--- Start ---

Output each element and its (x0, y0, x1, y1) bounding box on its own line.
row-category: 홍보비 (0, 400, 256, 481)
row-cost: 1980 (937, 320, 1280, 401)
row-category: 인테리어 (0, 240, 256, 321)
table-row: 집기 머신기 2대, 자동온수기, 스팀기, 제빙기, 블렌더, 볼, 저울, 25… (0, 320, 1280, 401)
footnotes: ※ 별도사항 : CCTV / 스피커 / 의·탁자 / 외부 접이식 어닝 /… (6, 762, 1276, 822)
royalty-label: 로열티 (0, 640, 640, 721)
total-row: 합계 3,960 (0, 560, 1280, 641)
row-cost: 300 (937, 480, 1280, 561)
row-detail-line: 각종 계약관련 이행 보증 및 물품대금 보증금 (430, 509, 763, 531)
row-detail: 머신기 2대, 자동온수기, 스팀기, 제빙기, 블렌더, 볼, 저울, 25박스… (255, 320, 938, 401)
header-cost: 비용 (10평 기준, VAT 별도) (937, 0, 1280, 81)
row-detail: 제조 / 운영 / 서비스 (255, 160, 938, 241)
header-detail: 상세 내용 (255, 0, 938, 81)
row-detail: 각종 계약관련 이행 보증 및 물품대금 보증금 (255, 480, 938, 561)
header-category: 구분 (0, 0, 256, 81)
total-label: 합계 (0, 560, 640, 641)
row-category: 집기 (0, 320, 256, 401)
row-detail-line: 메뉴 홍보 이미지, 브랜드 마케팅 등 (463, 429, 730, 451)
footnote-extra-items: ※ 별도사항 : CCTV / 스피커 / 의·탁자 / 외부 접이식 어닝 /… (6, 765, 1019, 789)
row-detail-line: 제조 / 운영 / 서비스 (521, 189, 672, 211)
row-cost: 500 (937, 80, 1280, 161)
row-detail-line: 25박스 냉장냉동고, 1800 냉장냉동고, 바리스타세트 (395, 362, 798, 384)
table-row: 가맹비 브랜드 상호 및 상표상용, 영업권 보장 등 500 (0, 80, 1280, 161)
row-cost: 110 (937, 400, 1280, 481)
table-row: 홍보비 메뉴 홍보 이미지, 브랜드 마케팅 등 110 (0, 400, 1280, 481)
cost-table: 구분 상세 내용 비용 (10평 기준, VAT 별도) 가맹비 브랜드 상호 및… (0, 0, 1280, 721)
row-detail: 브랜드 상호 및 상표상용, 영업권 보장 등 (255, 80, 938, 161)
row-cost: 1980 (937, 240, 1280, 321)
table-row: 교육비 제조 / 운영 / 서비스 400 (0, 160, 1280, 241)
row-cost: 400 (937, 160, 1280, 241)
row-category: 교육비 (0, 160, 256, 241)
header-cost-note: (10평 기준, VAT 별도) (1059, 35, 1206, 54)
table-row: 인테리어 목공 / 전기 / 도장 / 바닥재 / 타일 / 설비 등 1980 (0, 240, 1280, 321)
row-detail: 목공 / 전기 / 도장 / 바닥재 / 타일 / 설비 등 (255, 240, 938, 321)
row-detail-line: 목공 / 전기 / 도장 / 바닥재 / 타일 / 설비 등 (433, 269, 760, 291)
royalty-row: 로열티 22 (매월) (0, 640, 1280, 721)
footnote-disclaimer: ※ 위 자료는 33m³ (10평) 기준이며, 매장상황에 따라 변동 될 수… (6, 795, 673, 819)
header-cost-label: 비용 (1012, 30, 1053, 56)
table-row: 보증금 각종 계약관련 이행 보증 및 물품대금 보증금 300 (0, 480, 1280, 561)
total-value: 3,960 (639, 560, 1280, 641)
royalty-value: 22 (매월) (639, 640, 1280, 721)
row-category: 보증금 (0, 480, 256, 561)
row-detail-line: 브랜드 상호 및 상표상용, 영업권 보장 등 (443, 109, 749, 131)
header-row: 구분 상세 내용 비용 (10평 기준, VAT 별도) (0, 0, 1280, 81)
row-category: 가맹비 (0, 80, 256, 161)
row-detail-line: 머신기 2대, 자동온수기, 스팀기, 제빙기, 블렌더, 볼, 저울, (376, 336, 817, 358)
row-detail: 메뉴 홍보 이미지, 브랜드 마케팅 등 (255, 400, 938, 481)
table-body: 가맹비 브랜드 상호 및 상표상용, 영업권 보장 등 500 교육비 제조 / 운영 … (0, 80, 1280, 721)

--- End ---

Exercise directions:
Format the lines of the listing above as a numbered list, leaving out blank lines.

Task solution:
1. Output each element and its (x0, y0, x1, y1) bounding box on its own line.
2. row-category: 홍보비 (0, 400, 256, 481)
3. row-cost: 1980 (937, 320, 1280, 401)
4. row-category: 인테리어 (0, 240, 256, 321)
5. table-row: 집기 머신기 2대, 자동온수기, 스팀기, 제빙기, 블렌더, 볼, 저울, 25… (0, 320, 1280, 401)
6. footnotes: ※ 별도사항 : CCTV / 스피커 / 의·탁자 / 외부 접이식 어닝 /… (6, 762, 1276, 822)
7. royalty-label: 로열티 (0, 640, 640, 721)
8. total-row: 합계 3,960 (0, 560, 1280, 641)
9. row-cost: 300 (937, 480, 1280, 561)
10. row-detail-line: 각종 계약관련 이행 보증 및 물품대금 보증금 (430, 509, 763, 531)
11. row-detail: 머신기 2대, 자동온수기, 스팀기, 제빙기, 블렌더, 볼, 저울, 25박스… (255, 320, 938, 401)
12. header-cost: 비용 (10평 기준, VAT 별도) (937, 0, 1280, 81)
13. row-detail: 제조 / 운영 / 서비스 (255, 160, 938, 241)
14. header-detail: 상세 내용 (255, 0, 938, 81)
15. row-detail: 각종 계약관련 이행 보증 및 물품대금 보증금 (255, 480, 938, 561)
16. header-category: 구분 (0, 0, 256, 81)
17. total-label: 합계 (0, 560, 640, 641)
18. row-category: 집기 (0, 320, 256, 401)
19. row-detail-line: 메뉴 홍보 이미지, 브랜드 마케팅 등 (463, 429, 730, 451)
20. footnote-extra-items: ※ 별도사항 : CCTV / 스피커 / 의·탁자 / 외부 접이식 어닝 /… (6, 765, 1019, 789)
21. row-detail-line: 제조 / 운영 / 서비스 (521, 189, 672, 211)
22. row-cost: 500 (937, 80, 1280, 161)
23. row-detail-line: 25박스 냉장냉동고, 1800 냉장냉동고, 바리스타세트 (395, 362, 798, 384)
24. table-row: 가맹비 브랜드 상호 및 상표상용, 영업권 보장 등 500 (0, 80, 1280, 161)
25. row-cost: 110 (937, 400, 1280, 481)
26. table-row: 홍보비 메뉴 홍보 이미지, 브랜드 마케팅 등 110 (0, 400, 1280, 481)
27. cost-table: 구분 상세 내용 비용 (10평 기준, VAT 별도) 가맹비 브랜드 상호 및… (0, 0, 1280, 721)
28. row-detail: 브랜드 상호 및 상표상용, 영업권 보장 등 (255, 80, 938, 161)
29. row-cost: 1980 (937, 240, 1280, 321)
30. table-row: 교육비 제조 / 운영 / 서비스 400 (0, 160, 1280, 241)
31. row-cost: 400 (937, 160, 1280, 241)
32. row-category: 교육비 (0, 160, 256, 241)
33. header-cost-note: (10평 기준, VAT 별도) (1059, 35, 1206, 54)
34. table-row: 인테리어 목공 / 전기 / 도장 / 바닥재 / 타일 / 설비 등 1980 (0, 240, 1280, 321)
35. row-detail: 목공 / 전기 / 도장 / 바닥재 / 타일 / 설비 등 (255, 240, 938, 321)
36. row-detail-line: 목공 / 전기 / 도장 / 바닥재 / 타일 / 설비 등 (433, 269, 760, 291)
37. royalty-row: 로열티 22 (매월) (0, 640, 1280, 721)
38. footnote-disclaimer: ※ 위 자료는 33m³ (10평) 기준이며, 매장상황에 따라 변동 될 수… (6, 795, 673, 819)
39. header-cost-label: 비용 (1012, 30, 1053, 56)
40. table-row: 보증금 각종 계약관련 이행 보증 및 물품대금 보증금 300 (0, 480, 1280, 561)
41. total-value: 3,960 (639, 560, 1280, 641)
42. royalty-value: 22 (매월) (639, 640, 1280, 721)
43. row-category: 보증금 (0, 480, 256, 561)
44. row-detail-line: 브랜드 상호 및 상표상용, 영업권 보장 등 (443, 109, 749, 131)
45. header-row: 구분 상세 내용 비용 (10평 기준, VAT 별도) (0, 0, 1280, 81)
46. row-category: 가맹비 (0, 80, 256, 161)
47. row-detail-line: 머신기 2대, 자동온수기, 스팀기, 제빙기, 블렌더, 볼, 저울, (376, 336, 817, 358)
48. row-detail: 메뉴 홍보 이미지, 브랜드 마케팅 등 (255, 400, 938, 481)
49. table-body: 가맹비 브랜드 상호 및 상표상용, 영업권 보장 등 500 교육비 제조 / 운영 … (0, 80, 1280, 721)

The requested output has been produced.